» **Task objective**: Write out all the lines again, precisely as they stand, but without the images.

» **Records for processing**:
::::
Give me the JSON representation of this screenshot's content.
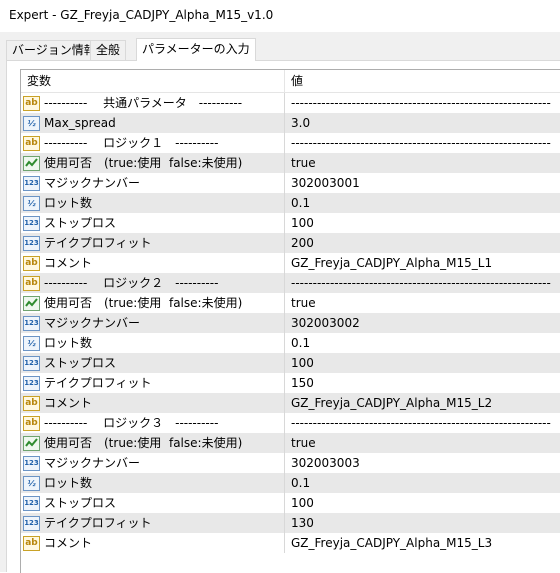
{
  "window": {
    "title": "Expert - GZ_Freyja_CADJPY_Alpha_M15_v1.0"
  },
  "tabs": [
    {
      "label": "バージョン情報",
      "active": false
    },
    {
      "label": "全般",
      "active": false
    },
    {
      "label": "パラメーターの入力",
      "active": true
    }
  ],
  "grid": {
    "headers": {
      "variable": "変数",
      "value": "値"
    },
    "rows": [
      {
        "type": "string",
        "icon": "ab-icon",
        "name": "----------　 共通パラメータ　----------",
        "value": "------------------------------------------------------------"
      },
      {
        "type": "double",
        "icon": "double-icon",
        "name": "Max_spread",
        "value": "3.0"
      },
      {
        "type": "string",
        "icon": "ab-icon",
        "name": "----------　 ロジック１　----------",
        "value": "------------------------------------------------------------"
      },
      {
        "type": "bool",
        "icon": "bool-icon",
        "name": "使用可否　(true:使用  false:未使用)",
        "value": "true"
      },
      {
        "type": "int",
        "icon": "int-icon",
        "name": "マジックナンバー",
        "value": "302003001"
      },
      {
        "type": "double",
        "icon": "double-icon",
        "name": "ロット数",
        "value": "0.1"
      },
      {
        "type": "int",
        "icon": "int-icon",
        "name": "ストップロス",
        "value": "100"
      },
      {
        "type": "int",
        "icon": "int-icon",
        "name": "テイクプロフィット",
        "value": "200"
      },
      {
        "type": "string",
        "icon": "ab-icon",
        "name": "コメント",
        "value": "GZ_Freyja_CADJPY_Alpha_M15_L1"
      },
      {
        "type": "string",
        "icon": "ab-icon",
        "name": "----------　 ロジック２　----------",
        "value": "------------------------------------------------------------"
      },
      {
        "type": "bool",
        "icon": "bool-icon",
        "name": "使用可否　(true:使用  false:未使用)",
        "value": "true"
      },
      {
        "type": "int",
        "icon": "int-icon",
        "name": "マジックナンバー",
        "value": "302003002"
      },
      {
        "type": "double",
        "icon": "double-icon",
        "name": "ロット数",
        "value": "0.1"
      },
      {
        "type": "int",
        "icon": "int-icon",
        "name": "ストップロス",
        "value": "100"
      },
      {
        "type": "int",
        "icon": "int-icon",
        "name": "テイクプロフィット",
        "value": "150"
      },
      {
        "type": "string",
        "icon": "ab-icon",
        "name": "コメント",
        "value": "GZ_Freyja_CADJPY_Alpha_M15_L2"
      },
      {
        "type": "string",
        "icon": "ab-icon",
        "name": "----------　 ロジック３　----------",
        "value": "------------------------------------------------------------"
      },
      {
        "type": "bool",
        "icon": "bool-icon",
        "name": "使用可否　(true:使用  false:未使用)",
        "value": "true"
      },
      {
        "type": "int",
        "icon": "int-icon",
        "name": "マジックナンバー",
        "value": "302003003"
      },
      {
        "type": "double",
        "icon": "double-icon",
        "name": "ロット数",
        "value": "0.1"
      },
      {
        "type": "int",
        "icon": "int-icon",
        "name": "ストップロス",
        "value": "100"
      },
      {
        "type": "int",
        "icon": "int-icon",
        "name": "テイクプロフィット",
        "value": "130"
      },
      {
        "type": "string",
        "icon": "ab-icon",
        "name": "コメント",
        "value": "GZ_Freyja_CADJPY_Alpha_M15_L3"
      }
    ]
  }
}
::::
» **Final result**:
Give me the JSON representation of this screenshot's content.
{
  "window": {
    "title": "Expert - GZ_Freyja_CADJPY_Alpha_M15_v1.0"
  },
  "tabs": [
    {
      "label": "バージョン情報",
      "active": false
    },
    {
      "label": "全般",
      "active": false
    },
    {
      "label": "パラメーターの入力",
      "active": true
    }
  ],
  "grid": {
    "headers": {
      "variable": "変数",
      "value": "値"
    },
    "rows": [
      {
        "type": "string",
        "icon": "ab-icon",
        "name": "----------　 共通パラメータ　----------",
        "value": "------------------------------------------------------------"
      },
      {
        "type": "double",
        "icon": "double-icon",
        "name": "Max_spread",
        "value": "3.0"
      },
      {
        "type": "string",
        "icon": "ab-icon",
        "name": "----------　 ロジック１　----------",
        "value": "------------------------------------------------------------"
      },
      {
        "type": "bool",
        "icon": "bool-icon",
        "name": "使用可否　(true:使用  false:未使用)",
        "value": "true"
      },
      {
        "type": "int",
        "icon": "int-icon",
        "name": "マジックナンバー",
        "value": "302003001"
      },
      {
        "type": "double",
        "icon": "double-icon",
        "name": "ロット数",
        "value": "0.1"
      },
      {
        "type": "int",
        "icon": "int-icon",
        "name": "ストップロス",
        "value": "100"
      },
      {
        "type": "int",
        "icon": "int-icon",
        "name": "テイクプロフィット",
        "value": "200"
      },
      {
        "type": "string",
        "icon": "ab-icon",
        "name": "コメント",
        "value": "GZ_Freyja_CADJPY_Alpha_M15_L1"
      },
      {
        "type": "string",
        "icon": "ab-icon",
        "name": "----------　 ロジック２　----------",
        "value": "------------------------------------------------------------"
      },
      {
        "type": "bool",
        "icon": "bool-icon",
        "name": "使用可否　(true:使用  false:未使用)",
        "value": "true"
      },
      {
        "type": "int",
        "icon": "int-icon",
        "name": "マジックナンバー",
        "value": "302003002"
      },
      {
        "type": "double",
        "icon": "double-icon",
        "name": "ロット数",
        "value": "0.1"
      },
      {
        "type": "int",
        "icon": "int-icon",
        "name": "ストップロス",
        "value": "100"
      },
      {
        "type": "int",
        "icon": "int-icon",
        "name": "テイクプロフィット",
        "value": "150"
      },
      {
        "type": "string",
        "icon": "ab-icon",
        "name": "コメント",
        "value": "GZ_Freyja_CADJPY_Alpha_M15_L2"
      },
      {
        "type": "string",
        "icon": "ab-icon",
        "name": "----------　 ロジック３　----------",
        "value": "------------------------------------------------------------"
      },
      {
        "type": "bool",
        "icon": "bool-icon",
        "name": "使用可否　(true:使用  false:未使用)",
        "value": "true"
      },
      {
        "type": "int",
        "icon": "int-icon",
        "name": "マジックナンバー",
        "value": "302003003"
      },
      {
        "type": "double",
        "icon": "double-icon",
        "name": "ロット数",
        "value": "0.1"
      },
      {
        "type": "int",
        "icon": "int-icon",
        "name": "ストップロス",
        "value": "100"
      },
      {
        "type": "int",
        "icon": "int-icon",
        "name": "テイクプロフィット",
        "value": "130"
      },
      {
        "type": "string",
        "icon": "ab-icon",
        "name": "コメント",
        "value": "GZ_Freyja_CADJPY_Alpha_M15_L3"
      }
    ]
  }
}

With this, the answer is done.